#### Source material
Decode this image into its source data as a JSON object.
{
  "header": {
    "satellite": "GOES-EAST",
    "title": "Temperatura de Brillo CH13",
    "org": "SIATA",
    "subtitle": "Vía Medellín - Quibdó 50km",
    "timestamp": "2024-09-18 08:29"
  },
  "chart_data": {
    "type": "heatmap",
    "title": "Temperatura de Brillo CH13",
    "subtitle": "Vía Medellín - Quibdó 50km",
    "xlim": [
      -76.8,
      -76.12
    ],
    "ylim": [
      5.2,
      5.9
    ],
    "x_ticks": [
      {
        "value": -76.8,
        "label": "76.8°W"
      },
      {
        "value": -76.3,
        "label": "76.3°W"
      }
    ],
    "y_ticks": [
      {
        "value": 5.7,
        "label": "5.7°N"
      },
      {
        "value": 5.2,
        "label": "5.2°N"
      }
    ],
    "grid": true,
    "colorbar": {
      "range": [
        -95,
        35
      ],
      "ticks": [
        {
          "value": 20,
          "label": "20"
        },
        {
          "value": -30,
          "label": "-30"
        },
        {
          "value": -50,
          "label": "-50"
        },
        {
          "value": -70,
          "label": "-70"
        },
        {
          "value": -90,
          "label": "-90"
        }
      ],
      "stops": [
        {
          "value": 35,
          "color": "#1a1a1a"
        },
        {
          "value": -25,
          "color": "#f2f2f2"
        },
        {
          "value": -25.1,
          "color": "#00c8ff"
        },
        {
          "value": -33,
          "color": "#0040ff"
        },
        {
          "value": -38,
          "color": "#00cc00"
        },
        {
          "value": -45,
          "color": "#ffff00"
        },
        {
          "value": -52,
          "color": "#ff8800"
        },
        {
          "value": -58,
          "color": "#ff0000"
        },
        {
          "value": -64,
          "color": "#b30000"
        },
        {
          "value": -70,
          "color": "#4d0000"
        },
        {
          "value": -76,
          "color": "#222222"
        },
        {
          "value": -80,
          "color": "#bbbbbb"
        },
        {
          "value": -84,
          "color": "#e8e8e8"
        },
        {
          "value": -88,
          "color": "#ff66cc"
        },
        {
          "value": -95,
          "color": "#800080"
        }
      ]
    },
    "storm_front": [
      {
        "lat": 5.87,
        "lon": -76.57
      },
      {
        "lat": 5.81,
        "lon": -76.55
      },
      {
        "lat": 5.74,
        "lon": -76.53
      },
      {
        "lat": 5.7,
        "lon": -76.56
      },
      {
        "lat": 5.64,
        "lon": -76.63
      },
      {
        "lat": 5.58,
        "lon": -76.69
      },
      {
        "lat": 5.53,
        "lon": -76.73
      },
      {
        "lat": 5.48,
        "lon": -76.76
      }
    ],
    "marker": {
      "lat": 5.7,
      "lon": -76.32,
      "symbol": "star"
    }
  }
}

#### Task requirements
Repeat every entry exactly as written above.

#### Finished answer
Decode this image into its source data as a JSON object.
{
  "header": {
    "satellite": "GOES-EAST",
    "title": "Temperatura de Brillo CH13",
    "org": "SIATA",
    "subtitle": "Vía Medellín - Quibdó 50km",
    "timestamp": "2024-09-18 08:29"
  },
  "chart_data": {
    "type": "heatmap",
    "title": "Temperatura de Brillo CH13",
    "subtitle": "Vía Medellín - Quibdó 50km",
    "xlim": [
      -76.8,
      -76.12
    ],
    "ylim": [
      5.2,
      5.9
    ],
    "x_ticks": [
      {
        "value": -76.8,
        "label": "76.8°W"
      },
      {
        "value": -76.3,
        "label": "76.3°W"
      }
    ],
    "y_ticks": [
      {
        "value": 5.7,
        "label": "5.7°N"
      },
      {
        "value": 5.2,
        "label": "5.2°N"
      }
    ],
    "grid": true,
    "colorbar": {
      "range": [
        -95,
        35
      ],
      "ticks": [
        {
          "value": 20,
          "label": "20"
        },
        {
          "value": -30,
          "label": "-30"
        },
        {
          "value": -50,
          "label": "-50"
        },
        {
          "value": -70,
          "label": "-70"
        },
        {
          "value": -90,
          "label": "-90"
        }
      ],
      "stops": [
        {
          "value": 35,
          "color": "#1a1a1a"
        },
        {
          "value": -25,
          "color": "#f2f2f2"
        },
        {
          "value": -25.1,
          "color": "#00c8ff"
        },
        {
          "value": -33,
          "color": "#0040ff"
        },
        {
          "value": -38,
          "color": "#00cc00"
        },
        {
          "value": -45,
          "color": "#ffff00"
        },
        {
          "value": -52,
          "color": "#ff8800"
        },
        {
          "value": -58,
          "color": "#ff0000"
        },
        {
          "value": -64,
          "color": "#b30000"
        },
        {
          "value": -70,
          "color": "#4d0000"
        },
        {
          "value": -76,
          "color": "#222222"
        },
        {
          "value": -80,
          "color": "#bbbbbb"
        },
        {
          "value": -84,
          "color": "#e8e8e8"
        },
        {
          "value": -88,
          "color": "#ff66cc"
        },
        {
          "value": -95,
          "color": "#800080"
        }
      ]
    },
    "storm_front": [
      {
        "lat": 5.87,
        "lon": -76.57
      },
      {
        "lat": 5.81,
        "lon": -76.55
      },
      {
        "lat": 5.74,
        "lon": -76.53
      },
      {
        "lat": 5.7,
        "lon": -76.56
      },
      {
        "lat": 5.64,
        "lon": -76.63
      },
      {
        "lat": 5.58,
        "lon": -76.69
      },
      {
        "lat": 5.53,
        "lon": -76.73
      },
      {
        "lat": 5.48,
        "lon": -76.76
      }
    ],
    "marker": {
      "lat": 5.7,
      "lon": -76.32,
      "symbol": "star"
    }
  }
}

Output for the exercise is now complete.